- _WHAT YOU ARE ASKED TO DO_
Keep only the lines where "UNDY" appears.

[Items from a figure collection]
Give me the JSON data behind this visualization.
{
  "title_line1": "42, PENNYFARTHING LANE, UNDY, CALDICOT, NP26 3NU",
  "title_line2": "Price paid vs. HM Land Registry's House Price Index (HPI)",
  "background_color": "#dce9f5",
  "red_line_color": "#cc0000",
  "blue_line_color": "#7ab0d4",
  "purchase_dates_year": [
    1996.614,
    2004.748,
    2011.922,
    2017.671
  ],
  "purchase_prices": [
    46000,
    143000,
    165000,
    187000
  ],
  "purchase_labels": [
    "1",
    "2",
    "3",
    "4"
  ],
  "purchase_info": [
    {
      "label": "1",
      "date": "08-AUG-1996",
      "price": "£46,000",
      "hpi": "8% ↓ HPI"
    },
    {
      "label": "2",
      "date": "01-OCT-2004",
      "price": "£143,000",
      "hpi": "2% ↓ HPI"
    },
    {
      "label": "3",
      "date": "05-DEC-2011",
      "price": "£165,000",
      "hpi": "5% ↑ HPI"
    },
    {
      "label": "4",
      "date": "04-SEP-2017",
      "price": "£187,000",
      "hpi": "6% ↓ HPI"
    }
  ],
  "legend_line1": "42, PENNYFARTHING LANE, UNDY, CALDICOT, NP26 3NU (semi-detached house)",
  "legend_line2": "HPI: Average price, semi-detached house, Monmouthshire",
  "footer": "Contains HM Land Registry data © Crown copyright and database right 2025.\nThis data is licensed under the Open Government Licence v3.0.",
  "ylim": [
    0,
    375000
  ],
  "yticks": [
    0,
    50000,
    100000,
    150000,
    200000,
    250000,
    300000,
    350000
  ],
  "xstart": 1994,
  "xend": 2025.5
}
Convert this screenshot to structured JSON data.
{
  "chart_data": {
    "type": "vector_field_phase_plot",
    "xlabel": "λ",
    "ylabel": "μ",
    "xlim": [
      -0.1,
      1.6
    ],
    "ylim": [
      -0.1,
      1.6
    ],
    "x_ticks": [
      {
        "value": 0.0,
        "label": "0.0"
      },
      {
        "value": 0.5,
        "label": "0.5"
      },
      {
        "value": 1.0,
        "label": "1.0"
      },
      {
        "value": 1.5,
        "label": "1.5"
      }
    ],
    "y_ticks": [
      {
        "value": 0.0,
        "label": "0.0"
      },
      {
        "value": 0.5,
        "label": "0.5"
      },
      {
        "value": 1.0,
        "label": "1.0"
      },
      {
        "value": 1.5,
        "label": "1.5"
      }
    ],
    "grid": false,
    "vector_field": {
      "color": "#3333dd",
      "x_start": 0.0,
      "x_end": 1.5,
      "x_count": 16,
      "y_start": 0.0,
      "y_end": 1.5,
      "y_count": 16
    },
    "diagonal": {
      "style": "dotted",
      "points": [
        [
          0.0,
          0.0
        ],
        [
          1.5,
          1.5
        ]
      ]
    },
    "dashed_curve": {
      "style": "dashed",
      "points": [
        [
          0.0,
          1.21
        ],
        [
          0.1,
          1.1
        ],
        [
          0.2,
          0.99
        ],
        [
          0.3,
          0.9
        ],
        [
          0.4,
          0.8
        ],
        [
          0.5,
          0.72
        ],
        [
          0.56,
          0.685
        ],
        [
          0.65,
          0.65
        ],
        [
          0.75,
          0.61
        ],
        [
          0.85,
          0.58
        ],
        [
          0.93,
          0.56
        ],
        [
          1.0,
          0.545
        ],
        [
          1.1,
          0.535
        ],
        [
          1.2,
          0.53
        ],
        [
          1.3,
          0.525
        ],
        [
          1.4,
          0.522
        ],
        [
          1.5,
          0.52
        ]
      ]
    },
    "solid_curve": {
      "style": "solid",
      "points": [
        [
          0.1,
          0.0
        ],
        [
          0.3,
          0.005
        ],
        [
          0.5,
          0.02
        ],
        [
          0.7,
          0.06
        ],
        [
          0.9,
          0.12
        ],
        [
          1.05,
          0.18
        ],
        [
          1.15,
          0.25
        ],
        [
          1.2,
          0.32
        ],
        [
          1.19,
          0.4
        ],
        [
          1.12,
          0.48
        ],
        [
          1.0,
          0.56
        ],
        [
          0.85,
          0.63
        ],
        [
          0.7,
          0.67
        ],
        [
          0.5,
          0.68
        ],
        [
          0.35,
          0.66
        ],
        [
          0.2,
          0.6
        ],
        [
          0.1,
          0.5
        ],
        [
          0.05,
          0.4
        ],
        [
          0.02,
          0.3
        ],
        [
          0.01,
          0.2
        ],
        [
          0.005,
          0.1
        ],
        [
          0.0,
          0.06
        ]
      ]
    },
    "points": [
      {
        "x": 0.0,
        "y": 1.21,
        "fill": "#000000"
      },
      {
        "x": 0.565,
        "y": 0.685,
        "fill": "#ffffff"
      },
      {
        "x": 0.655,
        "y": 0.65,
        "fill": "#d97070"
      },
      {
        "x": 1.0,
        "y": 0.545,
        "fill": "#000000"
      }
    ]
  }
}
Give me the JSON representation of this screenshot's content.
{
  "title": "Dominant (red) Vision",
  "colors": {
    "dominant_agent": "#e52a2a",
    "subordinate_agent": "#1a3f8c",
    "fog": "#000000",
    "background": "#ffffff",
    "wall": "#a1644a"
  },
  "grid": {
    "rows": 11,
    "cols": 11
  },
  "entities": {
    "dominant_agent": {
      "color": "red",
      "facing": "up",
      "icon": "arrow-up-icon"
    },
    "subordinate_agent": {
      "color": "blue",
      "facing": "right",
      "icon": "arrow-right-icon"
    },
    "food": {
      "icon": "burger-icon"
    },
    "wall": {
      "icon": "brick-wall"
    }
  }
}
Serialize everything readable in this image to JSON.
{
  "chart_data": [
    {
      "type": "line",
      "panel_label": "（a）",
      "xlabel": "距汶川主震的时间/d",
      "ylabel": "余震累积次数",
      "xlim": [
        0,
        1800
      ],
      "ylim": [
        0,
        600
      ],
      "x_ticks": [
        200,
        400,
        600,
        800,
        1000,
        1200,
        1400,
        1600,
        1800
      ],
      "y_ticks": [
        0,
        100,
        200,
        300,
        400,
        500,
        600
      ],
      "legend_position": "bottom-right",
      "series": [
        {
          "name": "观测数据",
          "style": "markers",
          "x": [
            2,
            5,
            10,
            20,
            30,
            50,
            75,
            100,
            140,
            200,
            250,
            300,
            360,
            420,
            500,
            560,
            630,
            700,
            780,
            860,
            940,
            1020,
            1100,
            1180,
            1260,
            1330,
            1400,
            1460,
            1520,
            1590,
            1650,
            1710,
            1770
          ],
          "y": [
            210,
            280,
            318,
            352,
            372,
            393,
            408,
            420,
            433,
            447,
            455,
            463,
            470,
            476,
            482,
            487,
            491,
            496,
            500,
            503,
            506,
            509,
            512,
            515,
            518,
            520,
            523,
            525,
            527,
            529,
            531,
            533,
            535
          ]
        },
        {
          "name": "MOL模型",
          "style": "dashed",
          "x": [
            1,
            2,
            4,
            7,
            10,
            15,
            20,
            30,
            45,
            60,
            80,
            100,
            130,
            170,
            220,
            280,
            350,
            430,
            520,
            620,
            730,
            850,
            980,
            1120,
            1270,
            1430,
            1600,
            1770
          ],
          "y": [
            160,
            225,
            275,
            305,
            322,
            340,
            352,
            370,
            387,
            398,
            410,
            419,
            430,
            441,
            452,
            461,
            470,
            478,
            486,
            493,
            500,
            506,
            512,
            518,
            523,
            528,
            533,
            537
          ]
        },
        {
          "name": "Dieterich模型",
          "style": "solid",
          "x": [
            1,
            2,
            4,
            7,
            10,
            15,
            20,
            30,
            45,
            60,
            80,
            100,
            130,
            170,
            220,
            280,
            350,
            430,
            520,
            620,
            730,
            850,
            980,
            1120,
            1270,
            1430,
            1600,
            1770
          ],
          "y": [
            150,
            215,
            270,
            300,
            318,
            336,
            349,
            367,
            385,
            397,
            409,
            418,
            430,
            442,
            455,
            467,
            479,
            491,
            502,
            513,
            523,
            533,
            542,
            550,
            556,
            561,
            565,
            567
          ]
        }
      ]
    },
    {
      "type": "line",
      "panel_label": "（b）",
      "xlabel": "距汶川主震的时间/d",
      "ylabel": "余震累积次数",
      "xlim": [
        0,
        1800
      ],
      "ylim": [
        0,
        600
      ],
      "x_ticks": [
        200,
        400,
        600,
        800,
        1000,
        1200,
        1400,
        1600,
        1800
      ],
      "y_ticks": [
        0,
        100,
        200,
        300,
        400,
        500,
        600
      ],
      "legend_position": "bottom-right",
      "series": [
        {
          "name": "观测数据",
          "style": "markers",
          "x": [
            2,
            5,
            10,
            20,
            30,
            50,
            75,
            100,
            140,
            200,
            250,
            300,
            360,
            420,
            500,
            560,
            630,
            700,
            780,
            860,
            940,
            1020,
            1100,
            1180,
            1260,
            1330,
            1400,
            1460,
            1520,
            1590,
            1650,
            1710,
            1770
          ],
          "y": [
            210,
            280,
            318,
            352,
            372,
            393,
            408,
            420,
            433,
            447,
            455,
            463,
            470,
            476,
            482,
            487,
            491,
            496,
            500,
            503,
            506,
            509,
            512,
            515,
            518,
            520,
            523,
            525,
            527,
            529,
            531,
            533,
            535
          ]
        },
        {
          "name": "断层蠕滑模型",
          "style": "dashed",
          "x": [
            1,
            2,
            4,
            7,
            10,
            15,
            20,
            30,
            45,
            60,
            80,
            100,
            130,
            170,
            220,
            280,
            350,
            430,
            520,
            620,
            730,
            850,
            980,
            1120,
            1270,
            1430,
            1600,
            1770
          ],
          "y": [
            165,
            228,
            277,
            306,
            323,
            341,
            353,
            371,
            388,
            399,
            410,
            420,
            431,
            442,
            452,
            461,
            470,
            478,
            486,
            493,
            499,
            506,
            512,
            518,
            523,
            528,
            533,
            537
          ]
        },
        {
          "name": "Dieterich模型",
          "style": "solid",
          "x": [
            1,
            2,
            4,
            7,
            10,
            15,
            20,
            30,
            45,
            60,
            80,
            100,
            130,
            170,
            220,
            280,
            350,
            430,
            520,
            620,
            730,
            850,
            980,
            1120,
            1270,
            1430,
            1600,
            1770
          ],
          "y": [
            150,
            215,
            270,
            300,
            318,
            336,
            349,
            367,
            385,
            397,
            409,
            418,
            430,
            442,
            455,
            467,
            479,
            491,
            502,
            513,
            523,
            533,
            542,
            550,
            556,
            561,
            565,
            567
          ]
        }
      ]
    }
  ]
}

- _WRITTEN ANSWER_
  "title_line1": "42, PENNYFARTHING LANE, UNDY, CALDICOT, NP26 3NU",
  "legend_line1": "42, PENNYFARTHING LANE, UNDY, CALDICOT, NP26 3NU (semi-detached house)",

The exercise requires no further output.